> Request
Only the pictures are omitted; repeat all other data exactly.

> Record set
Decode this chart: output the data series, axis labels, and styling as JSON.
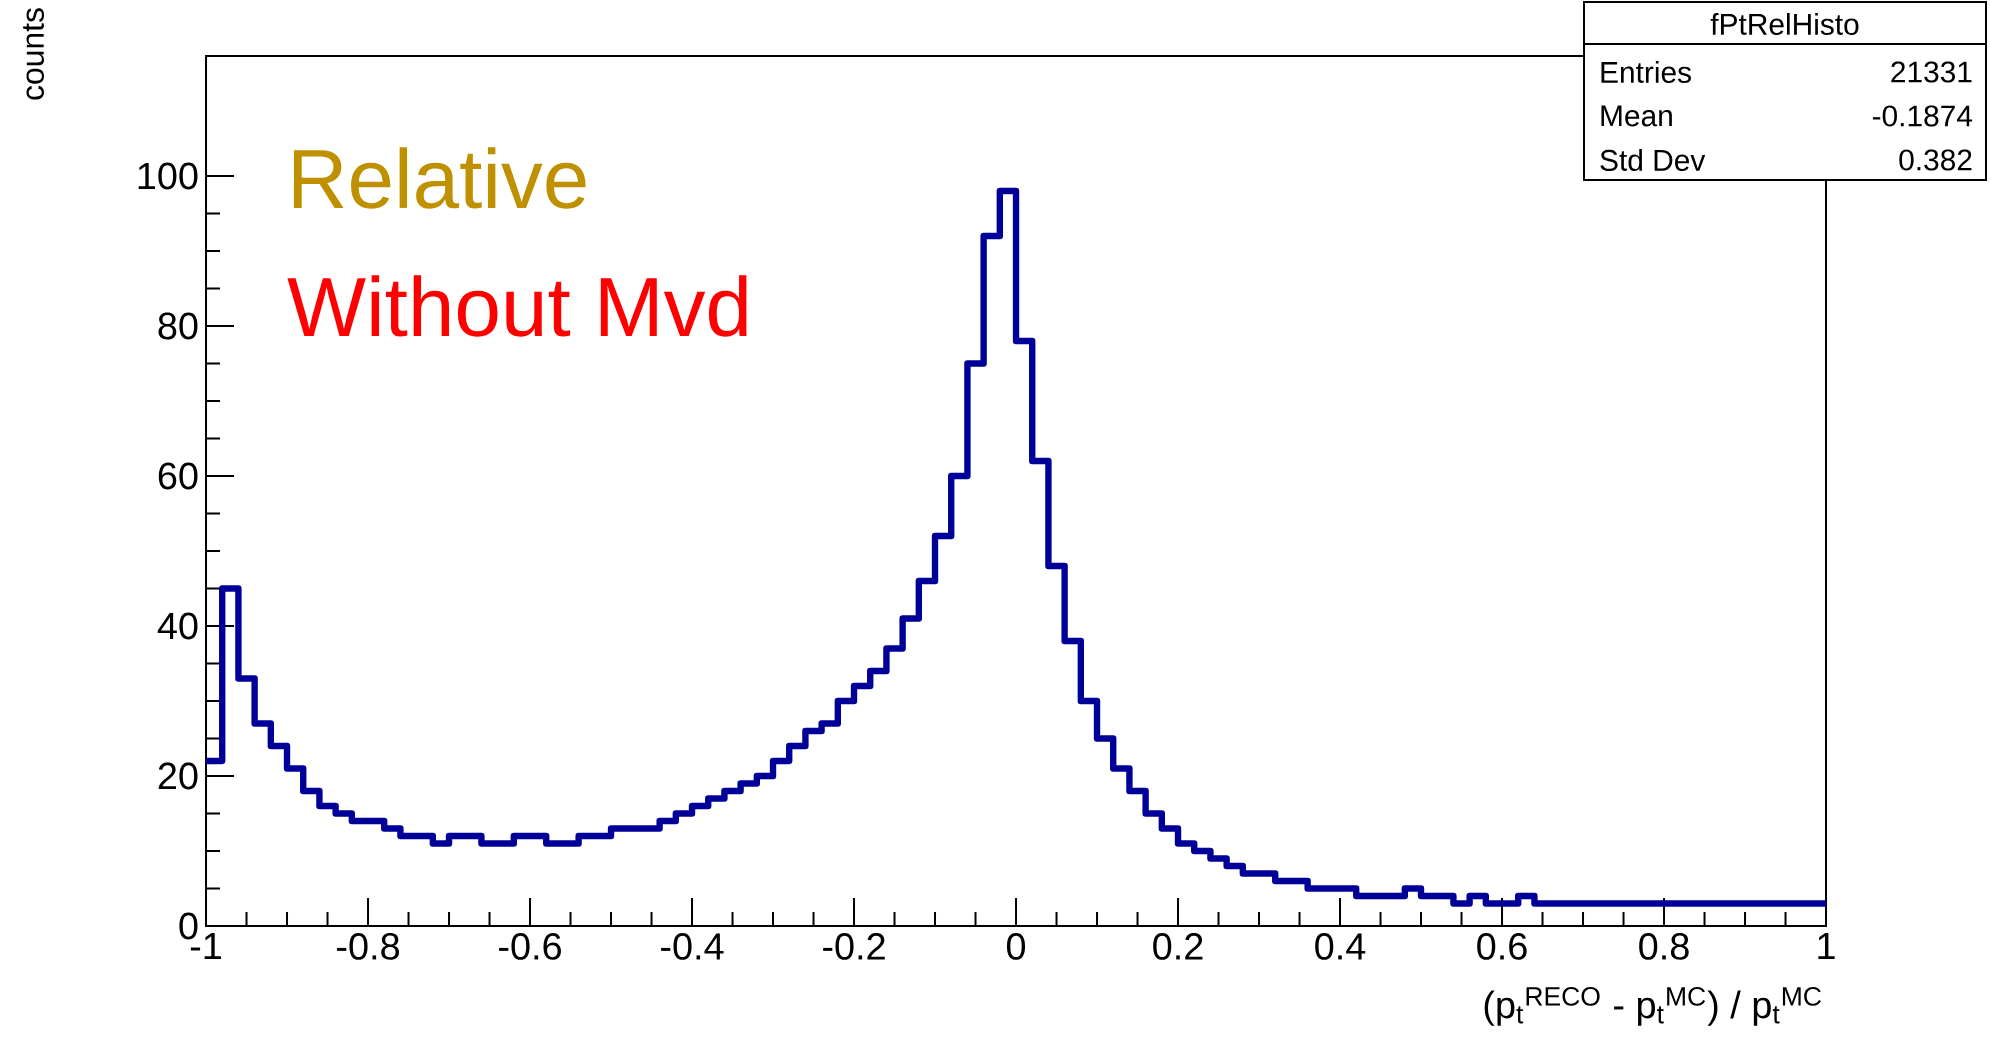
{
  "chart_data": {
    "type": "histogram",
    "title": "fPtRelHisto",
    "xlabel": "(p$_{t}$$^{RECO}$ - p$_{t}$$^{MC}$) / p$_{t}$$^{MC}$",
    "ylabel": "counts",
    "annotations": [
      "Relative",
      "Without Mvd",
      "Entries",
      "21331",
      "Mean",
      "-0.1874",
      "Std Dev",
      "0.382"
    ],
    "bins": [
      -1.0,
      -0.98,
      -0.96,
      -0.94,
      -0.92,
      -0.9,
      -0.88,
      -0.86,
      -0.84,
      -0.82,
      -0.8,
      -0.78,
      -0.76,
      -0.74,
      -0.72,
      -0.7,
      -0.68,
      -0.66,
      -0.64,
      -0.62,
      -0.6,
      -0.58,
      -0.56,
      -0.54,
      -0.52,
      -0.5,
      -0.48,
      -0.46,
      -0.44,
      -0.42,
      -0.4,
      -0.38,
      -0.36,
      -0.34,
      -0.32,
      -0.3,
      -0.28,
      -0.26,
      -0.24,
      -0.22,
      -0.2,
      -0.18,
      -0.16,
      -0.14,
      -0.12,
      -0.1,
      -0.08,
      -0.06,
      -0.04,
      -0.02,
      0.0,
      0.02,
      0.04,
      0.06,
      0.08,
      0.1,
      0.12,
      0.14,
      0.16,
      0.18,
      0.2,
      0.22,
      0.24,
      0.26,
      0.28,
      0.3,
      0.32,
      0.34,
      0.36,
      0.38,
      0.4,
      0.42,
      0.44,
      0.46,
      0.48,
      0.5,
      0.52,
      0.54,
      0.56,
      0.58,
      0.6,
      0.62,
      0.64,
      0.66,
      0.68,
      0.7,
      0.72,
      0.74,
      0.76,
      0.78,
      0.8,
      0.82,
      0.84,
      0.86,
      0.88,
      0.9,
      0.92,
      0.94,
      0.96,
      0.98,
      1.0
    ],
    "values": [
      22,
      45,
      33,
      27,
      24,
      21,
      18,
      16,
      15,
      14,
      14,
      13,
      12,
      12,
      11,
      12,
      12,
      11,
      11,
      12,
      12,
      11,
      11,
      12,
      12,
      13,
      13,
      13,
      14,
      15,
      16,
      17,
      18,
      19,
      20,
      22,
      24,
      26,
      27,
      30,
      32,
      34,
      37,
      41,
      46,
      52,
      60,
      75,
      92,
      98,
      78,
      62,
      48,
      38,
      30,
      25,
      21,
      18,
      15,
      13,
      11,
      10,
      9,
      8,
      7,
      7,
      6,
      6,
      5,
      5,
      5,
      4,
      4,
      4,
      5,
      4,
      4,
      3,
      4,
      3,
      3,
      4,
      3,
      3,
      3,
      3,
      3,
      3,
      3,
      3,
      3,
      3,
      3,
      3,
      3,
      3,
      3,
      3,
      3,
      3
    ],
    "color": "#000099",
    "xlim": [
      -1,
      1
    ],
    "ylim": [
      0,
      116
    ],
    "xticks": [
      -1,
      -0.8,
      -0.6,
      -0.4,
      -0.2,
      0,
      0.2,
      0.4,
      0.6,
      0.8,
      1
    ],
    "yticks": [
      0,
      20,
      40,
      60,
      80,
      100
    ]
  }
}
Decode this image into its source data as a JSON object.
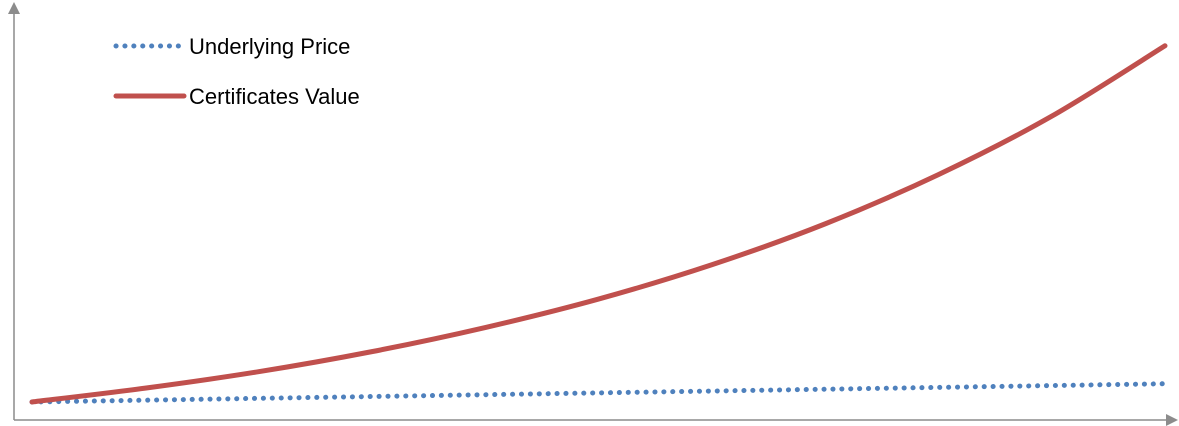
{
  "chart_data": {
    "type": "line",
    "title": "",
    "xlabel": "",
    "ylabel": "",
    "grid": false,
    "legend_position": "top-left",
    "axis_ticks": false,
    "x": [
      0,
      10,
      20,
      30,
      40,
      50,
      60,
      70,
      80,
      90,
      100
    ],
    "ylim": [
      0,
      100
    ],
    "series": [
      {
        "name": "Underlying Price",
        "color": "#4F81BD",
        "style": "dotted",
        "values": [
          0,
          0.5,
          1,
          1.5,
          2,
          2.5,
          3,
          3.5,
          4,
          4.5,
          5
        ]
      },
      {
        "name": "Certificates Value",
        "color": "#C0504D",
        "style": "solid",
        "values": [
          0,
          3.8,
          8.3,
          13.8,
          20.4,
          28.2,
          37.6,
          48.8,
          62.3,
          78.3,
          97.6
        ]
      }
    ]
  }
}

> Task answer
Decode this chart: output the data series, axis labels, and styling as JSON.
{
  "chart_data": {
    "type": "histogram",
    "title": "fPtRelHisto",
    "xlabel": "(p$_{t}$$^{RECO}$ - p$_{t}$$^{MC}$) / p$_{t}$$^{MC}$",
    "ylabel": "counts",
    "annotations": [
      "Relative",
      "Without Mvd",
      "Entries",
      "21331",
      "Mean",
      "-0.1874",
      "Std Dev",
      "0.382"
    ],
    "bins": [
      -1.0,
      -0.98,
      -0.96,
      -0.94,
      -0.92,
      -0.9,
      -0.88,
      -0.86,
      -0.84,
      -0.82,
      -0.8,
      -0.78,
      -0.76,
      -0.74,
      -0.72,
      -0.7,
      -0.68,
      -0.66,
      -0.64,
      -0.62,
      -0.6,
      -0.58,
      -0.56,
      -0.54,
      -0.52,
      -0.5,
      -0.48,
      -0.46,
      -0.44,
      -0.42,
      -0.4,
      -0.38,
      -0.36,
      -0.34,
      -0.32,
      -0.3,
      -0.28,
      -0.26,
      -0.24,
      -0.22,
      -0.2,
      -0.18,
      -0.16,
      -0.14,
      -0.12,
      -0.1,
      -0.08,
      -0.06,
      -0.04,
      -0.02,
      0.0,
      0.02,
      0.04,
      0.06,
      0.08,
      0.1,
      0.12,
      0.14,
      0.16,
      0.18,
      0.2,
      0.22,
      0.24,
      0.26,
      0.28,
      0.3,
      0.32,
      0.34,
      0.36,
      0.38,
      0.4,
      0.42,
      0.44,
      0.46,
      0.48,
      0.5,
      0.52,
      0.54,
      0.56,
      0.58,
      0.6,
      0.62,
      0.64,
      0.66,
      0.68,
      0.7,
      0.72,
      0.74,
      0.76,
      0.78,
      0.8,
      0.82,
      0.84,
      0.86,
      0.88,
      0.9,
      0.92,
      0.94,
      0.96,
      0.98,
      1.0
    ],
    "values": [
      22,
      45,
      33,
      27,
      24,
      21,
      18,
      16,
      15,
      14,
      14,
      13,
      12,
      12,
      11,
      12,
      12,
      11,
      11,
      12,
      12,
      11,
      11,
      12,
      12,
      13,
      13,
      13,
      14,
      15,
      16,
      17,
      18,
      19,
      20,
      22,
      24,
      26,
      27,
      30,
      32,
      34,
      37,
      41,
      46,
      52,
      60,
      75,
      92,
      98,
      78,
      62,
      48,
      38,
      30,
      25,
      21,
      18,
      15,
      13,
      11,
      10,
      9,
      8,
      7,
      7,
      6,
      6,
      5,
      5,
      5,
      4,
      4,
      4,
      5,
      4,
      4,
      3,
      4,
      3,
      3,
      4,
      3,
      3,
      3,
      3,
      3,
      3,
      3,
      3,
      3,
      3,
      3,
      3,
      3,
      3,
      3,
      3,
      3,
      3
    ],
    "color": "#000099",
    "xlim": [
      -1,
      1
    ],
    "ylim": [
      0,
      116
    ],
    "xticks": [
      -1,
      -0.8,
      -0.6,
      -0.4,
      -0.2,
      0,
      0.2,
      0.4,
      0.6,
      0.8,
      1
    ],
    "yticks": [
      0,
      20,
      40,
      60,
      80,
      100
    ]
  }
}
Decode this image into its source data as a JSON object.
{
  "chart_data": {
    "type": "line",
    "title": "",
    "xlabel": "",
    "ylabel": "",
    "grid": false,
    "legend_position": "top-left",
    "axis_ticks": false,
    "x": [
      0,
      10,
      20,
      30,
      40,
      50,
      60,
      70,
      80,
      90,
      100
    ],
    "ylim": [
      0,
      100
    ],
    "series": [
      {
        "name": "Underlying Price",
        "color": "#4F81BD",
        "style": "dotted",
        "values": [
          0,
          0.5,
          1,
          1.5,
          2,
          2.5,
          3,
          3.5,
          4,
          4.5,
          5
        ]
      },
      {
        "name": "Certificates Value",
        "color": "#C0504D",
        "style": "solid",
        "values": [
          0,
          3.8,
          8.3,
          13.8,
          20.4,
          28.2,
          37.6,
          48.8,
          62.3,
          78.3,
          97.6
        ]
      }
    ]
  }
}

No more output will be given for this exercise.